STORED RECORDS.
======
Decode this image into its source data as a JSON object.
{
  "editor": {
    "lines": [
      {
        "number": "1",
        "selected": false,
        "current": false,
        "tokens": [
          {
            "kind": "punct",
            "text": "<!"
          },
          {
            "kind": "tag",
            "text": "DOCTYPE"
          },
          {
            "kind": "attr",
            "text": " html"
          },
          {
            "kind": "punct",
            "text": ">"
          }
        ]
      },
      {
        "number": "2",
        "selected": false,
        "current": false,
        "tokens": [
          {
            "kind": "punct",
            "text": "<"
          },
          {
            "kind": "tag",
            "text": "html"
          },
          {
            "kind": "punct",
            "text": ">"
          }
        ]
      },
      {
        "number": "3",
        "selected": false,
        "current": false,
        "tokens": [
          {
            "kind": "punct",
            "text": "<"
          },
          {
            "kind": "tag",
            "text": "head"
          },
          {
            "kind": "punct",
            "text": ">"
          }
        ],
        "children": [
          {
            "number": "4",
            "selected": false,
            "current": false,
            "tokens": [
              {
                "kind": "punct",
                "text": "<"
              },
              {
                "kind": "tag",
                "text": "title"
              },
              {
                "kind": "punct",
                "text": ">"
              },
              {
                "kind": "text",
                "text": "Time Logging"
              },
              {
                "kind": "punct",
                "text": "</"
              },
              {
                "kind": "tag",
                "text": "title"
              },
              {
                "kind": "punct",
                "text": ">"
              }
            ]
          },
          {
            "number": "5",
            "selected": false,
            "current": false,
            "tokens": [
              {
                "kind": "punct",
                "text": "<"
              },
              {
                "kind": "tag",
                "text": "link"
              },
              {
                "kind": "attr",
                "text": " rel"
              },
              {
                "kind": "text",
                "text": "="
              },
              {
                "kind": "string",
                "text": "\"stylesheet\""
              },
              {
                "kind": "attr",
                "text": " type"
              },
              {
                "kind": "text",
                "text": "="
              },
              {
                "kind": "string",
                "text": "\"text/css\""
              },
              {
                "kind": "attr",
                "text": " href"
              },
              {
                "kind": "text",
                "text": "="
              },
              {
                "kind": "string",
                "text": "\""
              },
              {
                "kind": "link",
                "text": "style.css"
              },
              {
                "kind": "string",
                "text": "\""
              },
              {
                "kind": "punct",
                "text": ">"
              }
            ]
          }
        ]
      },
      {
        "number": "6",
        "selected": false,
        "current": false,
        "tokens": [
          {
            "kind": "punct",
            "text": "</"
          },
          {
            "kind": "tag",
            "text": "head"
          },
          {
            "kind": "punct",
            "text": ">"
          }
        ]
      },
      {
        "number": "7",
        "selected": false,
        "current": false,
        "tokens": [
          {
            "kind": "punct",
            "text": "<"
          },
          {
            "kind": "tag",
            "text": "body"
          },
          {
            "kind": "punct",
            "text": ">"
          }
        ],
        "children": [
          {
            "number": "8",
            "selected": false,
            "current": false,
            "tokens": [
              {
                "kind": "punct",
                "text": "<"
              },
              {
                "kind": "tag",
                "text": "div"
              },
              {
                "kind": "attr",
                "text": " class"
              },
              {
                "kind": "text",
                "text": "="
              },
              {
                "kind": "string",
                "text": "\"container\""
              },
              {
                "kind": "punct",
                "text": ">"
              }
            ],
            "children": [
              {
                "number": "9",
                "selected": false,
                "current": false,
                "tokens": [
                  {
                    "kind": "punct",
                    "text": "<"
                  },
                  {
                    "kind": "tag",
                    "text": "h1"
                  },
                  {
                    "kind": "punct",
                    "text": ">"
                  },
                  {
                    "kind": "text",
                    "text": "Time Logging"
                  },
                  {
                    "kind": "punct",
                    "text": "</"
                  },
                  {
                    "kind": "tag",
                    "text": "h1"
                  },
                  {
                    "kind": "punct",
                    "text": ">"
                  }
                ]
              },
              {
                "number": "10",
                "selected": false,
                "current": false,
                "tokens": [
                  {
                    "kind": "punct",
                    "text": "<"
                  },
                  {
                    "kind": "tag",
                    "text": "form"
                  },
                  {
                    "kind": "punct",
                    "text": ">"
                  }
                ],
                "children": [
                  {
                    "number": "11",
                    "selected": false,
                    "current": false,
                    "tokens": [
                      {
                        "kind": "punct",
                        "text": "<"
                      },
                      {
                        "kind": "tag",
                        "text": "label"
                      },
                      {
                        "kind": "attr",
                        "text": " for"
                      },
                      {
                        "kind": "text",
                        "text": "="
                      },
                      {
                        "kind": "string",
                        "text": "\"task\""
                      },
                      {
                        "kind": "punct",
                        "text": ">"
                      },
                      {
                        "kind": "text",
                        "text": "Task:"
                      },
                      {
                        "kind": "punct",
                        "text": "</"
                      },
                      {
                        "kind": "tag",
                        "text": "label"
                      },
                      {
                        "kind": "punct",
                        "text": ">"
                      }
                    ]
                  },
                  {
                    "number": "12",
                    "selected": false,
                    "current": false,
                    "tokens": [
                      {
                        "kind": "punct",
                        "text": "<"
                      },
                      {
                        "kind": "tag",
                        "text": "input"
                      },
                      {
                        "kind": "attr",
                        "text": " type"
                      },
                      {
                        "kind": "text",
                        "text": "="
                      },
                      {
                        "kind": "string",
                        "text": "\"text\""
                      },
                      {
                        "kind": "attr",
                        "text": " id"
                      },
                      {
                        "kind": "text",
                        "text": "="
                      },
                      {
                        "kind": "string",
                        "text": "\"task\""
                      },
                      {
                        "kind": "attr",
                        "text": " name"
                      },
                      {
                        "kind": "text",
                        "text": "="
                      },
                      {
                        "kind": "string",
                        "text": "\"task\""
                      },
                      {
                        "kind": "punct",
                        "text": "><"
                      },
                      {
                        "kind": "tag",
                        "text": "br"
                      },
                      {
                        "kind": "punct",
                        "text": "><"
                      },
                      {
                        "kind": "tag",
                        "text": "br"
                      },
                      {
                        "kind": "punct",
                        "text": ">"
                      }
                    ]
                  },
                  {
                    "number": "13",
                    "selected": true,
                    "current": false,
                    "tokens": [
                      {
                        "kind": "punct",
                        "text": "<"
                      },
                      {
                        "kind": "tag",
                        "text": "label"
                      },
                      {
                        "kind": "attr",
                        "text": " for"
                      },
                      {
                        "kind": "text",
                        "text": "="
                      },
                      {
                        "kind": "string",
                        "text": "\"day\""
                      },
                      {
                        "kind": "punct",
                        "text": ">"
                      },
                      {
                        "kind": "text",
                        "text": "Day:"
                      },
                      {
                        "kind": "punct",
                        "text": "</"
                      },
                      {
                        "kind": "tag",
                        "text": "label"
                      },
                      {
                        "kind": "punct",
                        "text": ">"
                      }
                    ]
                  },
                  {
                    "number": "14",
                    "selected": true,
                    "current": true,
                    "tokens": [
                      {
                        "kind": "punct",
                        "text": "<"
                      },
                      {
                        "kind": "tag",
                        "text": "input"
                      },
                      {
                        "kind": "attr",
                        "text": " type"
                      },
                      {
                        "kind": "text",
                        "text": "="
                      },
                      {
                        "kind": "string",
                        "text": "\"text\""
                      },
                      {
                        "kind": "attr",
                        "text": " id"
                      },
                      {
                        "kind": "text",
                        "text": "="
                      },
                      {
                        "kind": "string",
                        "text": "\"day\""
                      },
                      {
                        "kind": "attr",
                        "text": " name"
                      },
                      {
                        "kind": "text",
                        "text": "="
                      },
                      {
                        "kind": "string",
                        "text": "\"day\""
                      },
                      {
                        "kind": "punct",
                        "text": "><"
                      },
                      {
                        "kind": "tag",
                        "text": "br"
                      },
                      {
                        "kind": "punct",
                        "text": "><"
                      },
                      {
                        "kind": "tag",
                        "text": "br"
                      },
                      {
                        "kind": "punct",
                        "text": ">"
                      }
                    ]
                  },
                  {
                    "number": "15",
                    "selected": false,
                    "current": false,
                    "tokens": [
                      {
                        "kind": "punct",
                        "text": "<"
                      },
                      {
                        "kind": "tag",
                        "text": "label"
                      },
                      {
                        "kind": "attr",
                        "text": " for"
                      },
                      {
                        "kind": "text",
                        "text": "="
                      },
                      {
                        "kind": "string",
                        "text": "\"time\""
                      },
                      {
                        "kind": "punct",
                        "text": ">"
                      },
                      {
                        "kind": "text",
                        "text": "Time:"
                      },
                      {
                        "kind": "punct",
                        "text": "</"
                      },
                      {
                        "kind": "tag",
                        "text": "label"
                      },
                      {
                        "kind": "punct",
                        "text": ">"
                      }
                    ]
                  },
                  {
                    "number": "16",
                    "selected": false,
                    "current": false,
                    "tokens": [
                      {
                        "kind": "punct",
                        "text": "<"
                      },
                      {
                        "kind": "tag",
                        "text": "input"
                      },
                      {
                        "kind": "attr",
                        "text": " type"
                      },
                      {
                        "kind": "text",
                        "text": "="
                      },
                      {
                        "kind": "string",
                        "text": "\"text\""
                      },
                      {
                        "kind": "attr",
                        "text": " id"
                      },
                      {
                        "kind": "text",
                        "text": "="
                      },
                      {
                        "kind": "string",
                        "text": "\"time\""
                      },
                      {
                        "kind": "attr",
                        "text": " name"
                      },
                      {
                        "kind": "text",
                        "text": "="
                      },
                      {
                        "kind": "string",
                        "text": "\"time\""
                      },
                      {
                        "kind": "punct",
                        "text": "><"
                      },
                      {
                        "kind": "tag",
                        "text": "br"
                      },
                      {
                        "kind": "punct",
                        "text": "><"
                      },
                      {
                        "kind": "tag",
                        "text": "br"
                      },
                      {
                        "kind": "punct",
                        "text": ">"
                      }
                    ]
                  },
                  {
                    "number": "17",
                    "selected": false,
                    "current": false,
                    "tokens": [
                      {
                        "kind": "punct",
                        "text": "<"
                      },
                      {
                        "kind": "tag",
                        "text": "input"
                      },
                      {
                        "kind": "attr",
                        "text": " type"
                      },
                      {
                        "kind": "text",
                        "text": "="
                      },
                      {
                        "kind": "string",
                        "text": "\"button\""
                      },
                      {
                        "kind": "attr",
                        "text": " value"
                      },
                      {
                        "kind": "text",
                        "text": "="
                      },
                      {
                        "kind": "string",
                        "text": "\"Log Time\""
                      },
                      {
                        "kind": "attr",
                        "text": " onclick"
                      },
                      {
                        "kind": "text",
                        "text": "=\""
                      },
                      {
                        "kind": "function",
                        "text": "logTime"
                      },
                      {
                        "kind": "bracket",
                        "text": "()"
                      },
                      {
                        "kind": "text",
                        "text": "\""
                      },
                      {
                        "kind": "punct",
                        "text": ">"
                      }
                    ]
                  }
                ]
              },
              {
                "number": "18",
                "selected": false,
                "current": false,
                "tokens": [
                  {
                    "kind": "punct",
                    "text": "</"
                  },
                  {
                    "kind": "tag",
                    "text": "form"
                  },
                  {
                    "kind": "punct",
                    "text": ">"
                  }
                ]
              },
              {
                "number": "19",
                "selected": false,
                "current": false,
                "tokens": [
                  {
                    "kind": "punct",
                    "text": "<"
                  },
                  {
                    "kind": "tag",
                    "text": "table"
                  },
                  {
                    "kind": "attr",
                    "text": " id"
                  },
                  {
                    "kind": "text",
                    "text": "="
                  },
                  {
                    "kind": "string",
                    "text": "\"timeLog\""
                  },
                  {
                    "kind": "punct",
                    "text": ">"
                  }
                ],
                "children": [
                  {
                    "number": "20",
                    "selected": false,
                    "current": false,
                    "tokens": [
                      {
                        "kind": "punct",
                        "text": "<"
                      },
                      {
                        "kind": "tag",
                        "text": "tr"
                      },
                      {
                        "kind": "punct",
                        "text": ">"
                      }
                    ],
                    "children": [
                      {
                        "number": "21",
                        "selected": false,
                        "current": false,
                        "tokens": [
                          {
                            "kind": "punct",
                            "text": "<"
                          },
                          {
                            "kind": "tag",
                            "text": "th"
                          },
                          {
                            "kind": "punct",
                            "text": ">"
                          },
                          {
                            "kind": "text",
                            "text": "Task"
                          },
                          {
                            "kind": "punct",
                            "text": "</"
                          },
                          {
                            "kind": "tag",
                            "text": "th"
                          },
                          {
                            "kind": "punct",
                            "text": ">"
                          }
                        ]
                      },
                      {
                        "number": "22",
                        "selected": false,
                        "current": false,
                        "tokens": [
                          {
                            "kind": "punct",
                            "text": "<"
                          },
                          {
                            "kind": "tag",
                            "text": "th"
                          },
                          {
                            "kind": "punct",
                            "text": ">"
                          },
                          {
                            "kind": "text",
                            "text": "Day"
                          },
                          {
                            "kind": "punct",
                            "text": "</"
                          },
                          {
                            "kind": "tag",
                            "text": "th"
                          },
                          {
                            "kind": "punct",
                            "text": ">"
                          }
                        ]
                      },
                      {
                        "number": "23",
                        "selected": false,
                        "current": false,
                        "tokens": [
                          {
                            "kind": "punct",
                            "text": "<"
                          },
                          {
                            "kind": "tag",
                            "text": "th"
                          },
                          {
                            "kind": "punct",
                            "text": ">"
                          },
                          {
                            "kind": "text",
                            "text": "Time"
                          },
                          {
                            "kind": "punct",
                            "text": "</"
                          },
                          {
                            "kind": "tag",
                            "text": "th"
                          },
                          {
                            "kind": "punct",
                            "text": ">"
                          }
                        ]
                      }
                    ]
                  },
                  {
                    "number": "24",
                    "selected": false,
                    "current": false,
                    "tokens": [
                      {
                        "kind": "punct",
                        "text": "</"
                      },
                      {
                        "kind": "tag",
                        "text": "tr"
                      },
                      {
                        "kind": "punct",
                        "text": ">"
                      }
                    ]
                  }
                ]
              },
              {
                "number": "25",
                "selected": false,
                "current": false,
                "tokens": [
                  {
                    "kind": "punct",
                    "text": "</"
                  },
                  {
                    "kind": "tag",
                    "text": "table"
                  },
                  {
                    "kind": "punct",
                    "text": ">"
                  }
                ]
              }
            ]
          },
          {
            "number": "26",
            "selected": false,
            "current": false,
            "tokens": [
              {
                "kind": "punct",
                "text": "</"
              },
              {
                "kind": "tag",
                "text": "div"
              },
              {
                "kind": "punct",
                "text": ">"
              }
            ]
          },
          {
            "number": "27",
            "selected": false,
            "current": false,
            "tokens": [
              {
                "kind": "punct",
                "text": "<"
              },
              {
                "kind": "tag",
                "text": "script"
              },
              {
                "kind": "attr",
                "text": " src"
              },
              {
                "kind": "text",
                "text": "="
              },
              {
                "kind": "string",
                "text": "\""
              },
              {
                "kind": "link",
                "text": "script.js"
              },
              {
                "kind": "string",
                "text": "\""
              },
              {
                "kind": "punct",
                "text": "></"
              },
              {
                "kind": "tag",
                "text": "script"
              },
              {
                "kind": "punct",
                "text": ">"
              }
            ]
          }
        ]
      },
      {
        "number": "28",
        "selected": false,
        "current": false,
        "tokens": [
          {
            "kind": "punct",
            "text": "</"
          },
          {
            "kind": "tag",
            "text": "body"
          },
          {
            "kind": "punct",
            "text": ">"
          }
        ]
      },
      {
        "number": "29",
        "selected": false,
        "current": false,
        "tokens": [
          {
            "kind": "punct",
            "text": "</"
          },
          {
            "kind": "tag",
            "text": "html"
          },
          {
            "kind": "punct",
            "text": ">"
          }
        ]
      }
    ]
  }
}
======
How many lines in the records above contain the word "Logging"? Reply with the number and nothing more.

2